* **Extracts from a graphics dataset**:
========================================
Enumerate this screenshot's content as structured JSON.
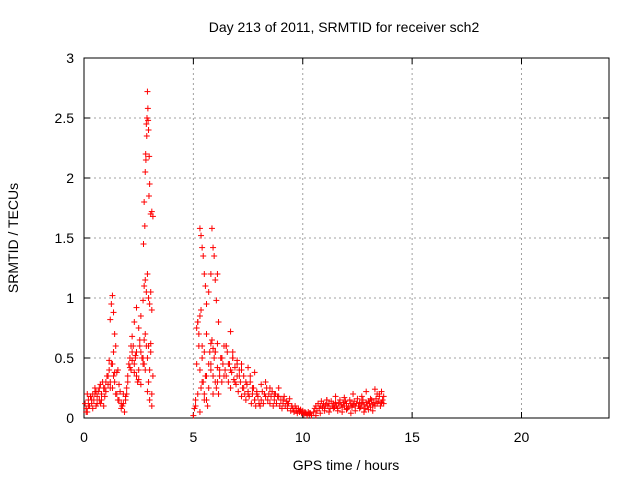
{
  "chart_data": {
    "type": "scatter",
    "title": "Day 213 of 2011, SRMTID for receiver sch2",
    "xlabel": "GPS time / hours",
    "ylabel": "SRMTID / TECUs",
    "xlim": [
      0,
      24
    ],
    "ylim": [
      0,
      3
    ],
    "x_ticks": [
      0,
      5,
      10,
      15,
      20
    ],
    "x_tick_labels": [
      "0",
      "5",
      "10",
      "15",
      "20"
    ],
    "y_ticks": [
      0,
      0.5,
      1,
      1.5,
      2,
      2.5,
      3
    ],
    "y_tick_labels": [
      "0",
      "0.5",
      "1",
      "1.5",
      "2",
      "2.5",
      "3"
    ],
    "grid": true,
    "marker": "plus",
    "color": "#ff0000",
    "series": [
      {
        "x": [
          0.05,
          0.1,
          0.15,
          0.2,
          0.25,
          0.3,
          0.35,
          0.4,
          0.45,
          0.5,
          0.55,
          0.6,
          0.65,
          0.7,
          0.75,
          0.8,
          0.85,
          0.9,
          0.95,
          1.0,
          1.05,
          1.1,
          1.15,
          1.2,
          1.25,
          1.3,
          1.35,
          1.4,
          1.45,
          1.5,
          1.55,
          1.6,
          1.65,
          1.7,
          1.75,
          1.8,
          1.85,
          1.9,
          1.95,
          2.0,
          2.05,
          2.1,
          2.15,
          2.2,
          2.25,
          2.3,
          2.35,
          2.4,
          2.45,
          2.5,
          2.55,
          2.6,
          2.65,
          2.7,
          2.75,
          2.8,
          2.85,
          2.9,
          2.95,
          3.0,
          3.05,
          3.1,
          3.15,
          0.1,
          0.2,
          0.3,
          0.4,
          0.5,
          0.6,
          0.7,
          0.8,
          0.9,
          1.0,
          1.1,
          1.2,
          1.3,
          1.4,
          1.5,
          1.6,
          1.7,
          1.8,
          1.9,
          2.0,
          2.1,
          2.2,
          2.3,
          2.4,
          2.5,
          2.6,
          2.7,
          2.8,
          2.9,
          3.0,
          3.1,
          0.15,
          0.35,
          0.55,
          0.75,
          0.95,
          1.15,
          1.35,
          1.55,
          1.75,
          1.95,
          2.15,
          2.35,
          2.55,
          2.75,
          2.95,
          3.05,
          1.2,
          1.25,
          1.3,
          1.35,
          1.4,
          1.45,
          2.2,
          2.3,
          2.4,
          2.5,
          2.6,
          2.7,
          2.75,
          2.8,
          2.85,
          2.9,
          2.95,
          3.0,
          3.05,
          3.1,
          2.72,
          2.75,
          2.8,
          2.82,
          2.85,
          2.88,
          2.9,
          2.92,
          2.95,
          2.98,
          3.0,
          3.05,
          3.1,
          3.15,
          2.78,
          2.83,
          2.87,
          2.93,
          2.97,
          5.0,
          5.05,
          5.1,
          5.15,
          5.2,
          5.25,
          5.3,
          5.35,
          5.4,
          5.45,
          5.5,
          5.55,
          5.6,
          5.65,
          5.7,
          5.75,
          5.8,
          5.85,
          5.9,
          5.95,
          6.0,
          6.05,
          6.1,
          6.15,
          6.2,
          6.25,
          6.3,
          6.35,
          6.4,
          6.45,
          6.5,
          6.55,
          6.6,
          6.65,
          6.7,
          6.75,
          6.8,
          6.85,
          6.9,
          6.95,
          7.0,
          7.05,
          7.1,
          7.15,
          7.2,
          7.25,
          7.3,
          7.35,
          7.4,
          7.45,
          7.5,
          7.55,
          7.6,
          7.65,
          7.7,
          7.75,
          7.8,
          7.85,
          7.9,
          7.95,
          8.0,
          5.1,
          5.2,
          5.3,
          5.4,
          5.5,
          5.6,
          5.7,
          5.8,
          5.9,
          6.0,
          6.1,
          6.2,
          6.3,
          6.4,
          6.5,
          6.6,
          6.7,
          6.8,
          6.9,
          7.0,
          7.1,
          7.2,
          7.3,
          7.4,
          7.5,
          7.6,
          7.7,
          7.8,
          7.9,
          5.3,
          5.35,
          5.4,
          5.45,
          5.5,
          5.55,
          5.6,
          5.7,
          5.8,
          5.85,
          5.9,
          5.95,
          6.0,
          6.05,
          6.1,
          6.15,
          5.15,
          5.2,
          5.25,
          5.3,
          5.35,
          5.4,
          5.5,
          5.6,
          5.8,
          5.9,
          6.0,
          6.1,
          6.3,
          6.5,
          6.7,
          6.8,
          7.0,
          7.2,
          7.5,
          7.8,
          8.05,
          8.1,
          8.15,
          8.2,
          8.25,
          8.3,
          8.35,
          8.4,
          8.45,
          8.5,
          8.55,
          8.6,
          8.65,
          8.7,
          8.75,
          8.8,
          8.85,
          8.9,
          8.95,
          9.0,
          9.05,
          9.1,
          9.15,
          9.2,
          9.25,
          9.3,
          9.35,
          9.4,
          9.45,
          9.5,
          9.55,
          9.6,
          9.65,
          9.7,
          9.75,
          9.8,
          9.85,
          9.9,
          9.95,
          10.0,
          10.05,
          10.1,
          10.15,
          10.2,
          10.25,
          10.3,
          10.35,
          10.4,
          8.1,
          8.3,
          8.5,
          8.7,
          8.9,
          9.1,
          9.3,
          9.5,
          9.7,
          9.9,
          10.1,
          10.3,
          10.5,
          10.55,
          10.6,
          10.65,
          10.7,
          10.75,
          10.8,
          10.85,
          10.9,
          10.95,
          11.0,
          11.05,
          11.1,
          11.15,
          11.2,
          11.25,
          11.3,
          11.35,
          11.4,
          11.45,
          11.5,
          11.55,
          11.6,
          11.65,
          11.7,
          11.75,
          11.8,
          11.85,
          11.9,
          11.95,
          12.0,
          12.05,
          12.1,
          12.15,
          12.2,
          12.25,
          12.3,
          12.35,
          12.4,
          12.45,
          12.5,
          12.55,
          12.6,
          12.65,
          12.7,
          12.75,
          12.8,
          12.85,
          12.9,
          12.95,
          13.0,
          13.05,
          13.1,
          13.15,
          13.2,
          13.25,
          13.3,
          13.35,
          13.4,
          13.45,
          13.5,
          13.55,
          13.6,
          13.65,
          13.7,
          10.6,
          10.8,
          11.0,
          11.2,
          11.4,
          11.6,
          11.8,
          12.0,
          12.2,
          12.4,
          12.6,
          12.8,
          13.0,
          13.2,
          13.4,
          13.6,
          11.1,
          11.5,
          11.9,
          12.3,
          12.7,
          12.9,
          13.1,
          13.3,
          13.5,
          13.7
        ],
        "y": [
          0.12,
          0.08,
          0.05,
          0.15,
          0.1,
          0.18,
          0.12,
          0.2,
          0.15,
          0.25,
          0.1,
          0.18,
          0.22,
          0.15,
          0.12,
          0.2,
          0.3,
          0.25,
          0.18,
          0.22,
          0.35,
          0.28,
          0.4,
          0.3,
          0.45,
          0.25,
          0.35,
          0.3,
          0.2,
          0.38,
          0.15,
          0.28,
          0.22,
          0.12,
          0.1,
          0.2,
          0.05,
          0.15,
          0.25,
          0.35,
          0.45,
          0.5,
          0.4,
          0.55,
          0.6,
          0.45,
          0.5,
          0.35,
          0.3,
          0.4,
          0.6,
          0.55,
          0.5,
          0.45,
          0.65,
          0.7,
          0.6,
          0.5,
          0.3,
          0.4,
          0.55,
          0.2,
          0.35,
          0.05,
          0.1,
          0.18,
          0.08,
          0.2,
          0.12,
          0.25,
          0.15,
          0.1,
          0.3,
          0.35,
          0.25,
          0.45,
          0.38,
          0.2,
          0.15,
          0.08,
          0.12,
          0.18,
          0.3,
          0.42,
          0.48,
          0.38,
          0.55,
          0.32,
          0.28,
          0.5,
          0.4,
          0.22,
          0.15,
          0.1,
          0.2,
          0.15,
          0.22,
          0.28,
          0.25,
          0.48,
          0.55,
          0.4,
          0.1,
          0.2,
          0.6,
          0.52,
          0.65,
          0.45,
          0.6,
          0.62,
          0.82,
          0.95,
          1.02,
          0.88,
          0.7,
          0.6,
          0.68,
          0.8,
          0.92,
          0.75,
          0.85,
          0.98,
          1.1,
          1.15,
          1.05,
          1.2,
          1.0,
          0.95,
          1.05,
          0.9,
          1.45,
          1.8,
          2.05,
          2.2,
          2.45,
          2.5,
          2.72,
          2.58,
          2.4,
          2.18,
          1.95,
          1.7,
          1.72,
          1.68,
          1.6,
          2.15,
          2.35,
          2.48,
          1.85,
          0.02,
          0.08,
          0.15,
          0.45,
          0.8,
          0.6,
          0.4,
          0.25,
          0.5,
          0.3,
          0.2,
          0.35,
          0.15,
          0.1,
          0.45,
          0.55,
          0.4,
          0.65,
          0.35,
          0.5,
          0.3,
          0.25,
          0.42,
          0.2,
          0.35,
          0.5,
          0.3,
          0.45,
          0.6,
          0.4,
          0.35,
          0.55,
          0.3,
          0.45,
          0.25,
          0.38,
          0.5,
          0.32,
          0.42,
          0.28,
          0.35,
          0.22,
          0.4,
          0.3,
          0.18,
          0.25,
          0.35,
          0.2,
          0.15,
          0.28,
          0.22,
          0.18,
          0.3,
          0.12,
          0.2,
          0.25,
          0.15,
          0.1,
          0.22,
          0.18,
          0.12,
          0.1,
          0.2,
          0.05,
          0.3,
          0.15,
          0.35,
          0.25,
          0.45,
          0.2,
          0.55,
          0.3,
          0.4,
          0.5,
          0.35,
          0.6,
          0.45,
          0.4,
          0.5,
          0.3,
          0.45,
          0.35,
          0.4,
          0.25,
          0.3,
          0.2,
          0.35,
          0.25,
          0.15,
          0.2,
          1.58,
          1.52,
          1.42,
          1.35,
          1.2,
          1.1,
          0.95,
          1.05,
          1.2,
          1.58,
          1.42,
          1.35,
          1.15,
          0.98,
          1.2,
          0.8,
          0.75,
          0.8,
          0.7,
          0.85,
          0.9,
          0.6,
          0.55,
          0.7,
          0.62,
          0.58,
          0.55,
          0.62,
          0.5,
          0.6,
          0.72,
          0.55,
          0.48,
          0.45,
          0.42,
          0.38,
          0.1,
          0.15,
          0.22,
          0.12,
          0.2,
          0.18,
          0.25,
          0.15,
          0.2,
          0.12,
          0.18,
          0.22,
          0.1,
          0.15,
          0.2,
          0.12,
          0.18,
          0.25,
          0.1,
          0.15,
          0.08,
          0.12,
          0.18,
          0.1,
          0.14,
          0.08,
          0.12,
          0.16,
          0.06,
          0.1,
          0.08,
          0.05,
          0.1,
          0.06,
          0.04,
          0.08,
          0.05,
          0.07,
          0.04,
          0.06,
          0.03,
          0.05,
          0.04,
          0.02,
          0.05,
          0.03,
          0.04,
          0.02,
          0.28,
          0.3,
          0.25,
          0.2,
          0.18,
          0.15,
          0.12,
          0.1,
          0.08,
          0.06,
          0.05,
          0.04,
          0.05,
          0.08,
          0.1,
          0.06,
          0.12,
          0.08,
          0.1,
          0.14,
          0.09,
          0.12,
          0.08,
          0.11,
          0.15,
          0.1,
          0.12,
          0.08,
          0.14,
          0.1,
          0.12,
          0.09,
          0.13,
          0.1,
          0.08,
          0.12,
          0.15,
          0.11,
          0.09,
          0.13,
          0.1,
          0.14,
          0.12,
          0.08,
          0.1,
          0.15,
          0.12,
          0.09,
          0.11,
          0.14,
          0.1,
          0.12,
          0.16,
          0.1,
          0.13,
          0.09,
          0.12,
          0.15,
          0.11,
          0.08,
          0.13,
          0.1,
          0.14,
          0.12,
          0.09,
          0.15,
          0.11,
          0.13,
          0.1,
          0.16,
          0.12,
          0.14,
          0.18,
          0.1,
          0.13,
          0.15,
          0.12,
          0.02,
          0.04,
          0.06,
          0.05,
          0.08,
          0.06,
          0.05,
          0.07,
          0.04,
          0.06,
          0.08,
          0.05,
          0.07,
          0.06,
          0.2,
          0.22,
          0.15,
          0.18,
          0.17,
          0.2,
          0.18,
          0.22,
          0.16,
          0.24,
          0.2,
          0.18
        ]
      }
    ]
  }
}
========================================
* **Goal**: Which lines contain "SRMTID"? Show each of them.

* **Solution for this problem**:
    "title": "Day 213 of 2011, SRMTID for receiver sch2",
    "ylabel": "SRMTID / TECUs",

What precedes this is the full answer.